EXERCISE:
Output the material beneath this task exactly, images excluded.

SUPPLIED RECORDS:
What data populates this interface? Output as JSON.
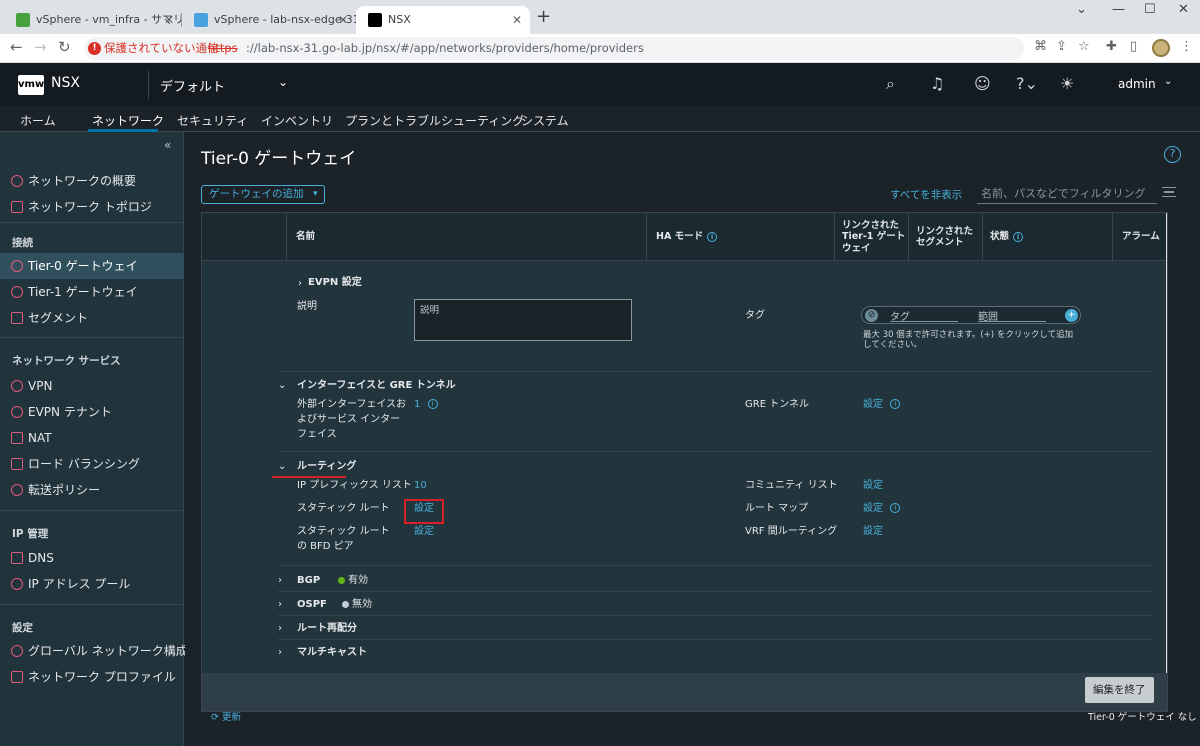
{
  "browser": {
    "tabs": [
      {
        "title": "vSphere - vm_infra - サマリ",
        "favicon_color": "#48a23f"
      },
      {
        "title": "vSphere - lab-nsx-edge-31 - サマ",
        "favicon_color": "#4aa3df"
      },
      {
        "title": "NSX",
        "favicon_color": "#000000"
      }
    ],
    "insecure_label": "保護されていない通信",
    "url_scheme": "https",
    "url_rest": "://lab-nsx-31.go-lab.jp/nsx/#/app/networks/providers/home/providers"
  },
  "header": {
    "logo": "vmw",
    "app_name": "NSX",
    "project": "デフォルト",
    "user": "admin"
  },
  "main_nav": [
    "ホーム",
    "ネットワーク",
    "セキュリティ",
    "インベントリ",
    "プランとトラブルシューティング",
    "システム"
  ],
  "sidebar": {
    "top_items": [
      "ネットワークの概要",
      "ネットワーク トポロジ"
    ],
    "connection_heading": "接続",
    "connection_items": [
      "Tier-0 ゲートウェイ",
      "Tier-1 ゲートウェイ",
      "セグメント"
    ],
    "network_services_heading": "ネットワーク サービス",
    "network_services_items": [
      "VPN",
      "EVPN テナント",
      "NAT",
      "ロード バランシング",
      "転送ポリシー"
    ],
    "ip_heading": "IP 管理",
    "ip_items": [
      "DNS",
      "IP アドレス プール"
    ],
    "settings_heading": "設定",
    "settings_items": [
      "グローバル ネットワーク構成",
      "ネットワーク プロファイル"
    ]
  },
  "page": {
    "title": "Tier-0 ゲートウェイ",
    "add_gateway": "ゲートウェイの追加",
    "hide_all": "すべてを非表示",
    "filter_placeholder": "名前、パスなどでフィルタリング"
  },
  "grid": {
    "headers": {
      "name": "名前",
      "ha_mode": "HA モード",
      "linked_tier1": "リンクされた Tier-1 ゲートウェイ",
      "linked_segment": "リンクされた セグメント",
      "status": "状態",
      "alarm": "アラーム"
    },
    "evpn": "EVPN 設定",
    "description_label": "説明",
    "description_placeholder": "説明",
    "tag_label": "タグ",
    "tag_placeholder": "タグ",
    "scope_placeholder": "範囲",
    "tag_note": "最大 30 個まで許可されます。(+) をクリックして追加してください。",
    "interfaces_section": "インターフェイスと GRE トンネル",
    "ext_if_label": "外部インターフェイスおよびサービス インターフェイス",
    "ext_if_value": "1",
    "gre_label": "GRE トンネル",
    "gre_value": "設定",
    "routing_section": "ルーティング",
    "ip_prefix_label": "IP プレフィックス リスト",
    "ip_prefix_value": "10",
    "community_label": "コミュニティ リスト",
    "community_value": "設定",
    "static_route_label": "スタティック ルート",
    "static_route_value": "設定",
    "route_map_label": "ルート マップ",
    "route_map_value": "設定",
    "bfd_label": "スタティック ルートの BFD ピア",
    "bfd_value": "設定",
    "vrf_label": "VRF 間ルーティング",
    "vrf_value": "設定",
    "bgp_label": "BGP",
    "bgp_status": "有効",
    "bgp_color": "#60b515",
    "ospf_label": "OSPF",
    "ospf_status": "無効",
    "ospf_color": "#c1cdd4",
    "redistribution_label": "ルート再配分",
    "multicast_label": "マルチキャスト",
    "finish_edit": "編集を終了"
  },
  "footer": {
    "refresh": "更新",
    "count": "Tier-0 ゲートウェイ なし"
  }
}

CORRECT RESULT:
What data populates this interface? Output as JSON.
{
  "browser": {
    "tabs": [
      {
        "title": "vSphere - vm_infra - サマリ",
        "favicon_color": "#48a23f"
      },
      {
        "title": "vSphere - lab-nsx-edge-31 - サマ",
        "favicon_color": "#4aa3df"
      },
      {
        "title": "NSX",
        "favicon_color": "#000000"
      }
    ],
    "insecure_label": "保護されていない通信",
    "url_scheme": "https",
    "url_rest": "://lab-nsx-31.go-lab.jp/nsx/#/app/networks/providers/home/providers"
  },
  "header": {
    "logo": "vmw",
    "app_name": "NSX",
    "project": "デフォルト",
    "user": "admin"
  },
  "main_nav": [
    "ホーム",
    "ネットワーク",
    "セキュリティ",
    "インベントリ",
    "プランとトラブルシューティング",
    "システム"
  ],
  "sidebar": {
    "top_items": [
      "ネットワークの概要",
      "ネットワーク トポロジ"
    ],
    "connection_heading": "接続",
    "connection_items": [
      "Tier-0 ゲートウェイ",
      "Tier-1 ゲートウェイ",
      "セグメント"
    ],
    "network_services_heading": "ネットワーク サービス",
    "network_services_items": [
      "VPN",
      "EVPN テナント",
      "NAT",
      "ロード バランシング",
      "転送ポリシー"
    ],
    "ip_heading": "IP 管理",
    "ip_items": [
      "DNS",
      "IP アドレス プール"
    ],
    "settings_heading": "設定",
    "settings_items": [
      "グローバル ネットワーク構成",
      "ネットワーク プロファイル"
    ]
  },
  "page": {
    "title": "Tier-0 ゲートウェイ",
    "add_gateway": "ゲートウェイの追加",
    "hide_all": "すべてを非表示",
    "filter_placeholder": "名前、パスなどでフィルタリング"
  },
  "grid": {
    "headers": {
      "name": "名前",
      "ha_mode": "HA モード",
      "linked_tier1": "リンクされた Tier-1 ゲートウェイ",
      "linked_segment": "リンクされた セグメント",
      "status": "状態",
      "alarm": "アラーム"
    },
    "evpn": "EVPN 設定",
    "description_label": "説明",
    "description_placeholder": "説明",
    "tag_label": "タグ",
    "tag_placeholder": "タグ",
    "scope_placeholder": "範囲",
    "tag_note": "最大 30 個まで許可されます。(+) をクリックして追加してください。",
    "interfaces_section": "インターフェイスと GRE トンネル",
    "ext_if_label": "外部インターフェイスおよびサービス インターフェイス",
    "ext_if_value": "1",
    "gre_label": "GRE トンネル",
    "gre_value": "設定",
    "routing_section": "ルーティング",
    "ip_prefix_label": "IP プレフィックス リスト",
    "ip_prefix_value": "10",
    "community_label": "コミュニティ リスト",
    "community_value": "設定",
    "static_route_label": "スタティック ルート",
    "static_route_value": "設定",
    "route_map_label": "ルート マップ",
    "route_map_value": "設定",
    "bfd_label": "スタティック ルートの BFD ピア",
    "bfd_value": "設定",
    "vrf_label": "VRF 間ルーティング",
    "vrf_value": "設定",
    "bgp_label": "BGP",
    "bgp_status": "有効",
    "bgp_color": "#60b515",
    "ospf_label": "OSPF",
    "ospf_status": "無効",
    "ospf_color": "#c1cdd4",
    "redistribution_label": "ルート再配分",
    "multicast_label": "マルチキャスト",
    "finish_edit": "編集を終了"
  },
  "footer": {
    "refresh": "更新",
    "count": "Tier-0 ゲートウェイ なし"
  }
}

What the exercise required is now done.